**** Material provided

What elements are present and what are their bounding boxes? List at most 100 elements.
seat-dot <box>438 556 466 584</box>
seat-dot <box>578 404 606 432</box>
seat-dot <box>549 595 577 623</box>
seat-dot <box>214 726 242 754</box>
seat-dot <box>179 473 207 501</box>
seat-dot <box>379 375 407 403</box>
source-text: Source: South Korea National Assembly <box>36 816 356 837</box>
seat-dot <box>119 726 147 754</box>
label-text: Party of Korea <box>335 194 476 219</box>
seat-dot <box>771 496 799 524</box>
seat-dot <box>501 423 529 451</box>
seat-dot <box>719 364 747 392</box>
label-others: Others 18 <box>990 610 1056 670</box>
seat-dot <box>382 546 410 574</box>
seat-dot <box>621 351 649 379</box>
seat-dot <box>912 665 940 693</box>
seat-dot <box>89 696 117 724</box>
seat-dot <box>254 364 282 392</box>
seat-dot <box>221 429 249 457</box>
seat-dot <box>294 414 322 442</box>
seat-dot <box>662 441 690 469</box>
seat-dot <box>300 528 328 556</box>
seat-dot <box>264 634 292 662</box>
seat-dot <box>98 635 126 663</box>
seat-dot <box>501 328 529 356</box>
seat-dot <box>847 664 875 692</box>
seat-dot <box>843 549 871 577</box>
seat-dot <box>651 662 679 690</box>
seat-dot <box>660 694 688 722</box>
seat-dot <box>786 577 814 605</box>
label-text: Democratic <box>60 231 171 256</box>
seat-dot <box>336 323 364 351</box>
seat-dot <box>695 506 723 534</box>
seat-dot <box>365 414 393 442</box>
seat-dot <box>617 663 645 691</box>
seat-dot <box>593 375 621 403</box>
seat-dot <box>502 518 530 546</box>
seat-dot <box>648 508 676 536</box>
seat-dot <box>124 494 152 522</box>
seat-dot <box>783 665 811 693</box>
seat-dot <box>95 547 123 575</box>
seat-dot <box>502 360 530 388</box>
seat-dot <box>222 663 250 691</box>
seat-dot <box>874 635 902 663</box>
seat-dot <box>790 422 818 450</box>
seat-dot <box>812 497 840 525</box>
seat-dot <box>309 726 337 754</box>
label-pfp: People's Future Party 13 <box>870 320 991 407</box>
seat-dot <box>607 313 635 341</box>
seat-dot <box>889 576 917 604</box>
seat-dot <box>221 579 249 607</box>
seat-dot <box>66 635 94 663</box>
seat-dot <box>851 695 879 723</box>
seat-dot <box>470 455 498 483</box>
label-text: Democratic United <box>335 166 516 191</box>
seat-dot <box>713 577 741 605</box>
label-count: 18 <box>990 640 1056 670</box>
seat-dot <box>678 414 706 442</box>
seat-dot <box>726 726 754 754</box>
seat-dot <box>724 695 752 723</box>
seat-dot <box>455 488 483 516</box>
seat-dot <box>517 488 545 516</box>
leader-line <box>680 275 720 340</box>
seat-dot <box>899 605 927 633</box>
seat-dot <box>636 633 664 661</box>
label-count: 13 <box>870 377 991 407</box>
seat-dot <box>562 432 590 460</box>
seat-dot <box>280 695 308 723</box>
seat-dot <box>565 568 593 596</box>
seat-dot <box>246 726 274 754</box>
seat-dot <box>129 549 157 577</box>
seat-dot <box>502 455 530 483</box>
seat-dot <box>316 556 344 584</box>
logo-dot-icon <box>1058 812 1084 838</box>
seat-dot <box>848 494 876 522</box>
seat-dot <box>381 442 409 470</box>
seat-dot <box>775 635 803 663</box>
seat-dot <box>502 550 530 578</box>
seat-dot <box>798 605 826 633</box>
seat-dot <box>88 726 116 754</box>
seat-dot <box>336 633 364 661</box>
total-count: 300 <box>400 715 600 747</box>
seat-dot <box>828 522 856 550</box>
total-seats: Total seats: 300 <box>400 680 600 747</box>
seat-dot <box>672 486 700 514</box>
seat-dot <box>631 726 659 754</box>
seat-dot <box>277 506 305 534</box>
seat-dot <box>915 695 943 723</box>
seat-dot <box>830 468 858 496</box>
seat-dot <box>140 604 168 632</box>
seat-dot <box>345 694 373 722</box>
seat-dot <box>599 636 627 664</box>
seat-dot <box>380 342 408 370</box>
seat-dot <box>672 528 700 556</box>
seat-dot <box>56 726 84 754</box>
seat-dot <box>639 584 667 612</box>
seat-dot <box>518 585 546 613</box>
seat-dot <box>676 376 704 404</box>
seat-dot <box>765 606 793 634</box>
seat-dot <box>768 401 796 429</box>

********

**Task to carry out**
Please copy the listing above, reproducing every line without any change.

**Task output**
What elements are present and what are their bounding boxes? List at most 100 elements.
seat-dot <box>438 556 466 584</box>
seat-dot <box>578 404 606 432</box>
seat-dot <box>549 595 577 623</box>
seat-dot <box>214 726 242 754</box>
seat-dot <box>179 473 207 501</box>
seat-dot <box>379 375 407 403</box>
source-text: Source: South Korea National Assembly <box>36 816 356 837</box>
seat-dot <box>119 726 147 754</box>
label-text: Party of Korea <box>335 194 476 219</box>
seat-dot <box>771 496 799 524</box>
seat-dot <box>501 423 529 451</box>
seat-dot <box>719 364 747 392</box>
label-others: Others 18 <box>990 610 1056 670</box>
seat-dot <box>382 546 410 574</box>
seat-dot <box>621 351 649 379</box>
seat-dot <box>912 665 940 693</box>
seat-dot <box>89 696 117 724</box>
seat-dot <box>254 364 282 392</box>
seat-dot <box>221 429 249 457</box>
seat-dot <box>294 414 322 442</box>
seat-dot <box>662 441 690 469</box>
seat-dot <box>300 528 328 556</box>
seat-dot <box>264 634 292 662</box>
seat-dot <box>98 635 126 663</box>
seat-dot <box>501 328 529 356</box>
seat-dot <box>847 664 875 692</box>
seat-dot <box>843 549 871 577</box>
seat-dot <box>651 662 679 690</box>
seat-dot <box>660 694 688 722</box>
seat-dot <box>786 577 814 605</box>
label-text: Democratic <box>60 231 171 256</box>
seat-dot <box>336 323 364 351</box>
seat-dot <box>695 506 723 534</box>
seat-dot <box>365 414 393 442</box>
seat-dot <box>617 663 645 691</box>
seat-dot <box>593 375 621 403</box>
seat-dot <box>502 518 530 546</box>
seat-dot <box>648 508 676 536</box>
seat-dot <box>124 494 152 522</box>
seat-dot <box>783 665 811 693</box>
seat-dot <box>95 547 123 575</box>
seat-dot <box>502 360 530 388</box>
seat-dot <box>222 663 250 691</box>
seat-dot <box>874 635 902 663</box>
seat-dot <box>790 422 818 450</box>
seat-dot <box>812 497 840 525</box>
seat-dot <box>309 726 337 754</box>
label-pfp: People's Future Party 13 <box>870 320 991 407</box>
seat-dot <box>607 313 635 341</box>
seat-dot <box>889 576 917 604</box>
seat-dot <box>221 579 249 607</box>
seat-dot <box>66 635 94 663</box>
seat-dot <box>851 695 879 723</box>
seat-dot <box>470 455 498 483</box>
label-text: Democratic United <box>335 166 516 191</box>
seat-dot <box>713 577 741 605</box>
label-count: 18 <box>990 640 1056 670</box>
seat-dot <box>678 414 706 442</box>
seat-dot <box>726 726 754 754</box>
seat-dot <box>724 695 752 723</box>
seat-dot <box>455 488 483 516</box>
seat-dot <box>517 488 545 516</box>
leader-line <box>680 275 720 340</box>
seat-dot <box>899 605 927 633</box>
seat-dot <box>636 633 664 661</box>
label-count: 13 <box>870 377 991 407</box>
seat-dot <box>562 432 590 460</box>
seat-dot <box>280 695 308 723</box>
seat-dot <box>565 568 593 596</box>
seat-dot <box>246 726 274 754</box>
seat-dot <box>129 549 157 577</box>
seat-dot <box>502 455 530 483</box>
seat-dot <box>316 556 344 584</box>
logo-dot-icon <box>1058 812 1084 838</box>
seat-dot <box>848 494 876 522</box>
seat-dot <box>381 442 409 470</box>
seat-dot <box>775 635 803 663</box>
seat-dot <box>502 550 530 578</box>
seat-dot <box>798 605 826 633</box>
seat-dot <box>88 726 116 754</box>
seat-dot <box>336 633 364 661</box>
total-count: 300 <box>400 715 600 747</box>
seat-dot <box>828 522 856 550</box>
total-seats: Total seats: 300 <box>400 680 600 747</box>
seat-dot <box>672 486 700 514</box>
seat-dot <box>631 726 659 754</box>
seat-dot <box>277 506 305 534</box>
seat-dot <box>915 695 943 723</box>
seat-dot <box>830 468 858 496</box>
seat-dot <box>140 604 168 632</box>
seat-dot <box>345 694 373 722</box>
seat-dot <box>599 636 627 664</box>
seat-dot <box>380 342 408 370</box>
seat-dot <box>672 528 700 556</box>
seat-dot <box>56 726 84 754</box>
seat-dot <box>639 584 667 612</box>
seat-dot <box>518 585 546 613</box>
seat-dot <box>676 376 704 404</box>
seat-dot <box>765 606 793 634</box>
seat-dot <box>768 401 796 429</box>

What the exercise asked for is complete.